▶ **Provided material**:
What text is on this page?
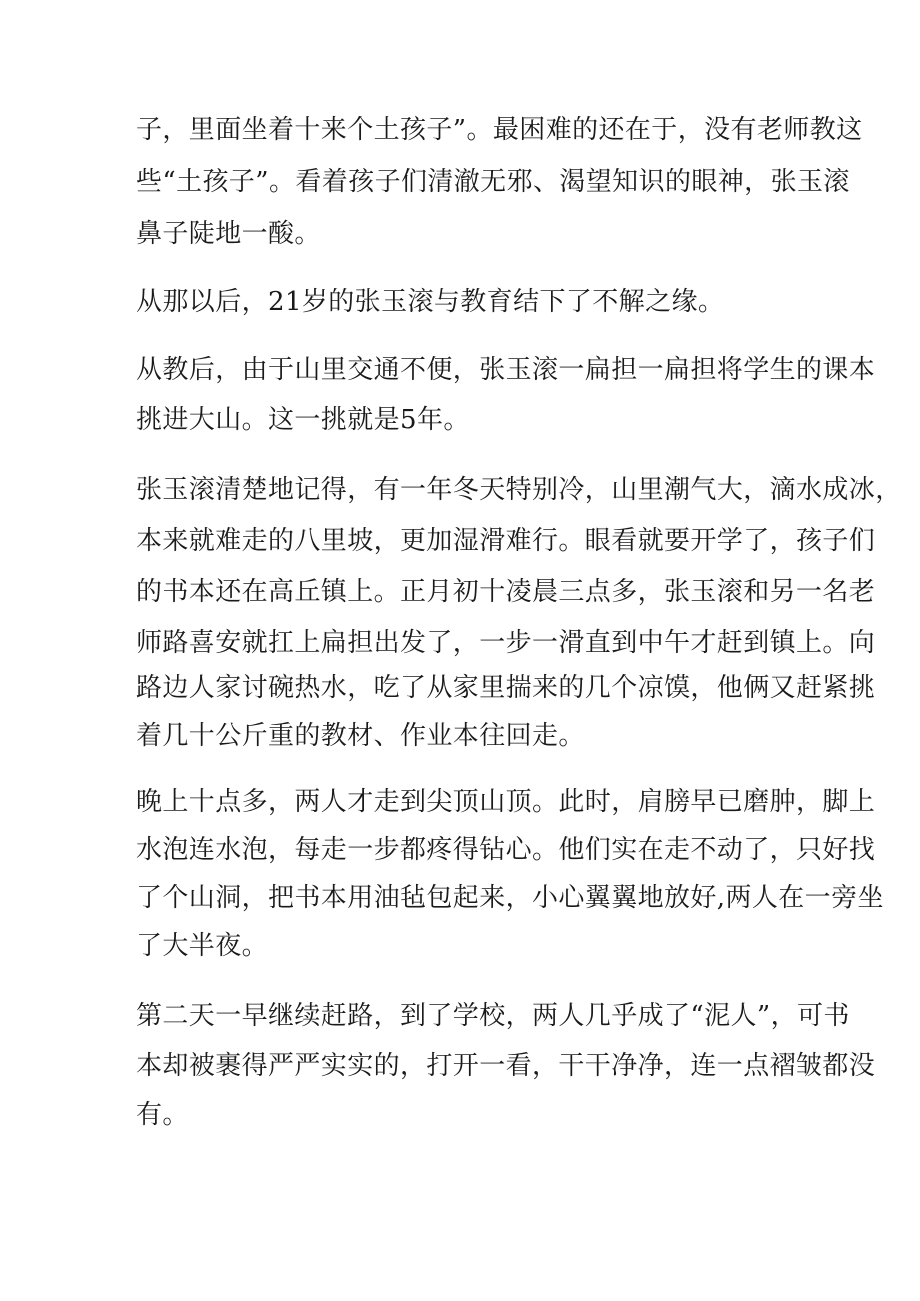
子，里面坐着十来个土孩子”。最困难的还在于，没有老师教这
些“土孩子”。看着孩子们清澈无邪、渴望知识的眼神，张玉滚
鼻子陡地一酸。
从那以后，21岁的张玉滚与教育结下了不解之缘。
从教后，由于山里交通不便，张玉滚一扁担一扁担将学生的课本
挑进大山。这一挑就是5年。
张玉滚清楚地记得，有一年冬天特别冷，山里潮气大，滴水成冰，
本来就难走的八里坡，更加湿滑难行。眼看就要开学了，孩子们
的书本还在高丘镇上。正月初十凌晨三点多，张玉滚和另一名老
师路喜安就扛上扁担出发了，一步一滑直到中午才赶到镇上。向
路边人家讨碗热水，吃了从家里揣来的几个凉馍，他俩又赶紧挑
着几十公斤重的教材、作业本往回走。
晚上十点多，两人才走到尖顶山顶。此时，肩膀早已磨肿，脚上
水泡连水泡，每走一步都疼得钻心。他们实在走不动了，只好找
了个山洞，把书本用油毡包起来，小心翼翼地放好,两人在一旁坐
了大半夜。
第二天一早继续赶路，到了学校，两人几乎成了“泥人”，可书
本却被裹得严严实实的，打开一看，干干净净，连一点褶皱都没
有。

▶ **To do**:
All of the lines above should be retyped precisely, apart from the pictures.

▶ **Full solution**:
What text is on this page?
子，里面坐着十来个土孩子”。最困难的还在于，没有老师教这
些“土孩子”。看着孩子们清澈无邪、渴望知识的眼神，张玉滚
鼻子陡地一酸。
从那以后，21岁的张玉滚与教育结下了不解之缘。
从教后，由于山里交通不便，张玉滚一扁担一扁担将学生的课本
挑进大山。这一挑就是5年。
张玉滚清楚地记得，有一年冬天特别冷，山里潮气大，滴水成冰，
本来就难走的八里坡，更加湿滑难行。眼看就要开学了，孩子们
的书本还在高丘镇上。正月初十凌晨三点多，张玉滚和另一名老
师路喜安就扛上扁担出发了，一步一滑直到中午才赶到镇上。向
路边人家讨碗热水，吃了从家里揣来的几个凉馍，他俩又赶紧挑
着几十公斤重的教材、作业本往回走。
晚上十点多，两人才走到尖顶山顶。此时，肩膀早已磨肿，脚上
水泡连水泡，每走一步都疼得钻心。他们实在走不动了，只好找
了个山洞，把书本用油毡包起来，小心翼翼地放好,两人在一旁坐
了大半夜。
第二天一早继续赶路，到了学校，两人几乎成了“泥人”，可书
本却被裹得严严实实的，打开一看，干干净净，连一点褶皱都没
有。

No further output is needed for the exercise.